* PROBLEM TO WORK ON
Copy out all of the data exactly as it appears.

Dataset entries

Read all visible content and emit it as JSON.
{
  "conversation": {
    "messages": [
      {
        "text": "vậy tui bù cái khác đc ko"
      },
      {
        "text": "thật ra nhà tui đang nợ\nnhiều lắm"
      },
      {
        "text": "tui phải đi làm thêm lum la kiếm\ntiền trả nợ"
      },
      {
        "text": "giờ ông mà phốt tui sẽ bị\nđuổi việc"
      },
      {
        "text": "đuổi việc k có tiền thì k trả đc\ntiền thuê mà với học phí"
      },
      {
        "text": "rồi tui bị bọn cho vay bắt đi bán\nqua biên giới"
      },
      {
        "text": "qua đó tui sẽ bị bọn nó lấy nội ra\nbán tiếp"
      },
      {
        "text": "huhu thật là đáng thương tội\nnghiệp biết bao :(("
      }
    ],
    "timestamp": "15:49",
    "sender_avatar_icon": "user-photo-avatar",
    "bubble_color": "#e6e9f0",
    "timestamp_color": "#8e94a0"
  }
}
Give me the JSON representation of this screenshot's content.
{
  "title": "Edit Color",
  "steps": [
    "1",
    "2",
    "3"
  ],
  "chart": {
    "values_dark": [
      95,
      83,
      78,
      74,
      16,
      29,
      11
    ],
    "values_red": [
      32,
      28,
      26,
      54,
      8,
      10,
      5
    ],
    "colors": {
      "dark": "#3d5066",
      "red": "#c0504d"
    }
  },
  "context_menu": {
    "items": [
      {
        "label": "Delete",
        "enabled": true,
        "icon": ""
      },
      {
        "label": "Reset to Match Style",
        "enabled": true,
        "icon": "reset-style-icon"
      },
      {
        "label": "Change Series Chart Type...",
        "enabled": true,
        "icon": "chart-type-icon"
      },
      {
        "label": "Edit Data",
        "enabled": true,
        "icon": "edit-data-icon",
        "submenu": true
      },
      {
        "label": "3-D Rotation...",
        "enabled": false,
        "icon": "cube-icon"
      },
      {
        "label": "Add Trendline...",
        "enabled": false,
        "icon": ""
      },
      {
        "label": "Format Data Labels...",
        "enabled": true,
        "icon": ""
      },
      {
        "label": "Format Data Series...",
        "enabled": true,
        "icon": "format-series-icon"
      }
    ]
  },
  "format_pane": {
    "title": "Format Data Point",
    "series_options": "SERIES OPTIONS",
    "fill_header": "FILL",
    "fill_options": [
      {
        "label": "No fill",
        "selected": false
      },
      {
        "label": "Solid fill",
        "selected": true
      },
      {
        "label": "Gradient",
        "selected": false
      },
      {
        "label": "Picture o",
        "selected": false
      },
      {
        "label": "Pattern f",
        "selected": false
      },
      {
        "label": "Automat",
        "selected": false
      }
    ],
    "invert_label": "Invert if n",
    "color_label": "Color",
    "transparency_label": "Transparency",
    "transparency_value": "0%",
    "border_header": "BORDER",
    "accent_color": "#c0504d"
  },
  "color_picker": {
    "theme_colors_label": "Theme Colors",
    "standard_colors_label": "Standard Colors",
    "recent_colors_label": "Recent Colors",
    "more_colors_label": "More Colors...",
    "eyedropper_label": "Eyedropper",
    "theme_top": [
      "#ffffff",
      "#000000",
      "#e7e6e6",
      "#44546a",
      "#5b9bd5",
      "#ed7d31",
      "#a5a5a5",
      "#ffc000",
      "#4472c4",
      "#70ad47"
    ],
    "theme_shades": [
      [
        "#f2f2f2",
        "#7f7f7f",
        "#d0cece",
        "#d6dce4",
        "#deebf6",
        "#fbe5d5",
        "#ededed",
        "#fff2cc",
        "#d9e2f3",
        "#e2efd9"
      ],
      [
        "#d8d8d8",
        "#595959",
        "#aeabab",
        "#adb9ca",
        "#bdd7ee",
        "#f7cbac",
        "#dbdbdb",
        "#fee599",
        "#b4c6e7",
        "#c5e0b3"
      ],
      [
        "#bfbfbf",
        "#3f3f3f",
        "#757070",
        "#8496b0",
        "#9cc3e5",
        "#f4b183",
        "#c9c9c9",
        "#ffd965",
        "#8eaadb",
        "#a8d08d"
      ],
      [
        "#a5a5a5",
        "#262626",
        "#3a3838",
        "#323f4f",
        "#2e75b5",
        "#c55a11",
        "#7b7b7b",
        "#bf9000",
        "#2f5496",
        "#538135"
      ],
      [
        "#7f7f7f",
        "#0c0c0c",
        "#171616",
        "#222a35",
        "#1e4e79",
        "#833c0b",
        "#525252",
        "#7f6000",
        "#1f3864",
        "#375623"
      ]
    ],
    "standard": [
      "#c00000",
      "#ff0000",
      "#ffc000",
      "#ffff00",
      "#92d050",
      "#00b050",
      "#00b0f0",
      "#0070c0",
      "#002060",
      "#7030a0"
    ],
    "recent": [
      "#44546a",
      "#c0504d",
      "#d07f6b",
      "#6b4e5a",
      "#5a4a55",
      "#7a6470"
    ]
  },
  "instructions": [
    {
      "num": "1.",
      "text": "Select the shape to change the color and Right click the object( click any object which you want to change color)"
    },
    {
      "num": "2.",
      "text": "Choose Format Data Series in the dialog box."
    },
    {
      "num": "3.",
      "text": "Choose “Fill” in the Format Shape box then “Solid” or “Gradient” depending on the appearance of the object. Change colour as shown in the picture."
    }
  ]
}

* RESPONSE TO THIS EXERCISE
Read all visible content and emit it as JSON.
{
  "conversation": {
    "messages": [
      {
        "text": "vậy tui bù cái khác đc ko"
      },
      {
        "text": "thật ra nhà tui đang nợ\nnhiều lắm"
      },
      {
        "text": "tui phải đi làm thêm lum la kiếm\ntiền trả nợ"
      },
      {
        "text": "giờ ông mà phốt tui sẽ bị\nđuổi việc"
      },
      {
        "text": "đuổi việc k có tiền thì k trả đc\ntiền thuê mà với học phí"
      },
      {
        "text": "rồi tui bị bọn cho vay bắt đi bán\nqua biên giới"
      },
      {
        "text": "qua đó tui sẽ bị bọn nó lấy nội ra\nbán tiếp"
      },
      {
        "text": "huhu thật là đáng thương tội\nnghiệp biết bao :(("
      }
    ],
    "timestamp": "15:49",
    "sender_avatar_icon": "user-photo-avatar",
    "bubble_color": "#e6e9f0",
    "timestamp_color": "#8e94a0"
  }
}
Give me the JSON representation of this screenshot's content.
{
  "title": "Edit Color",
  "steps": [
    "1",
    "2",
    "3"
  ],
  "chart": {
    "values_dark": [
      95,
      83,
      78,
      74,
      16,
      29,
      11
    ],
    "values_red": [
      32,
      28,
      26,
      54,
      8,
      10,
      5
    ],
    "colors": {
      "dark": "#3d5066",
      "red": "#c0504d"
    }
  },
  "context_menu": {
    "items": [
      {
        "label": "Delete",
        "enabled": true,
        "icon": ""
      },
      {
        "label": "Reset to Match Style",
        "enabled": true,
        "icon": "reset-style-icon"
      },
      {
        "label": "Change Series Chart Type...",
        "enabled": true,
        "icon": "chart-type-icon"
      },
      {
        "label": "Edit Data",
        "enabled": true,
        "icon": "edit-data-icon",
        "submenu": true
      },
      {
        "label": "3-D Rotation...",
        "enabled": false,
        "icon": "cube-icon"
      },
      {
        "label": "Add Trendline...",
        "enabled": false,
        "icon": ""
      },
      {
        "label": "Format Data Labels...",
        "enabled": true,
        "icon": ""
      },
      {
        "label": "Format Data Series...",
        "enabled": true,
        "icon": "format-series-icon"
      }
    ]
  },
  "format_pane": {
    "title": "Format Data Point",
    "series_options": "SERIES OPTIONS",
    "fill_header": "FILL",
    "fill_options": [
      {
        "label": "No fill",
        "selected": false
      },
      {
        "label": "Solid fill",
        "selected": true
      },
      {
        "label": "Gradient",
        "selected": false
      },
      {
        "label": "Picture o",
        "selected": false
      },
      {
        "label": "Pattern f",
        "selected": false
      },
      {
        "label": "Automat",
        "selected": false
      }
    ],
    "invert_label": "Invert if n",
    "color_label": "Color",
    "transparency_label": "Transparency",
    "transparency_value": "0%",
    "border_header": "BORDER",
    "accent_color": "#c0504d"
  },
  "color_picker": {
    "theme_colors_label": "Theme Colors",
    "standard_colors_label": "Standard Colors",
    "recent_colors_label": "Recent Colors",
    "more_colors_label": "More Colors...",
    "eyedropper_label": "Eyedropper",
    "theme_top": [
      "#ffffff",
      "#000000",
      "#e7e6e6",
      "#44546a",
      "#5b9bd5",
      "#ed7d31",
      "#a5a5a5",
      "#ffc000",
      "#4472c4",
      "#70ad47"
    ],
    "theme_shades": [
      [
        "#f2f2f2",
        "#7f7f7f",
        "#d0cece",
        "#d6dce4",
        "#deebf6",
        "#fbe5d5",
        "#ededed",
        "#fff2cc",
        "#d9e2f3",
        "#e2efd9"
      ],
      [
        "#d8d8d8",
        "#595959",
        "#aeabab",
        "#adb9ca",
        "#bdd7ee",
        "#f7cbac",
        "#dbdbdb",
        "#fee599",
        "#b4c6e7",
        "#c5e0b3"
      ],
      [
        "#bfbfbf",
        "#3f3f3f",
        "#757070",
        "#8496b0",
        "#9cc3e5",
        "#f4b183",
        "#c9c9c9",
        "#ffd965",
        "#8eaadb",
        "#a8d08d"
      ],
      [
        "#a5a5a5",
        "#262626",
        "#3a3838",
        "#323f4f",
        "#2e75b5",
        "#c55a11",
        "#7b7b7b",
        "#bf9000",
        "#2f5496",
        "#538135"
      ],
      [
        "#7f7f7f",
        "#0c0c0c",
        "#171616",
        "#222a35",
        "#1e4e79",
        "#833c0b",
        "#525252",
        "#7f6000",
        "#1f3864",
        "#375623"
      ]
    ],
    "standard": [
      "#c00000",
      "#ff0000",
      "#ffc000",
      "#ffff00",
      "#92d050",
      "#00b050",
      "#00b0f0",
      "#0070c0",
      "#002060",
      "#7030a0"
    ],
    "recent": [
      "#44546a",
      "#c0504d",
      "#d07f6b",
      "#6b4e5a",
      "#5a4a55",
      "#7a6470"
    ]
  },
  "instructions": [
    {
      "num": "1.",
      "text": "Select the shape to change the color and Right click the object( click any object which you want to change color)"
    },
    {
      "num": "2.",
      "text": "Choose Format Data Series in the dialog box."
    },
    {
      "num": "3.",
      "text": "Choose “Fill” in the Format Shape box then “Solid” or “Gradient” depending on the appearance of the object. Change colour as shown in the picture."
    }
  ]
}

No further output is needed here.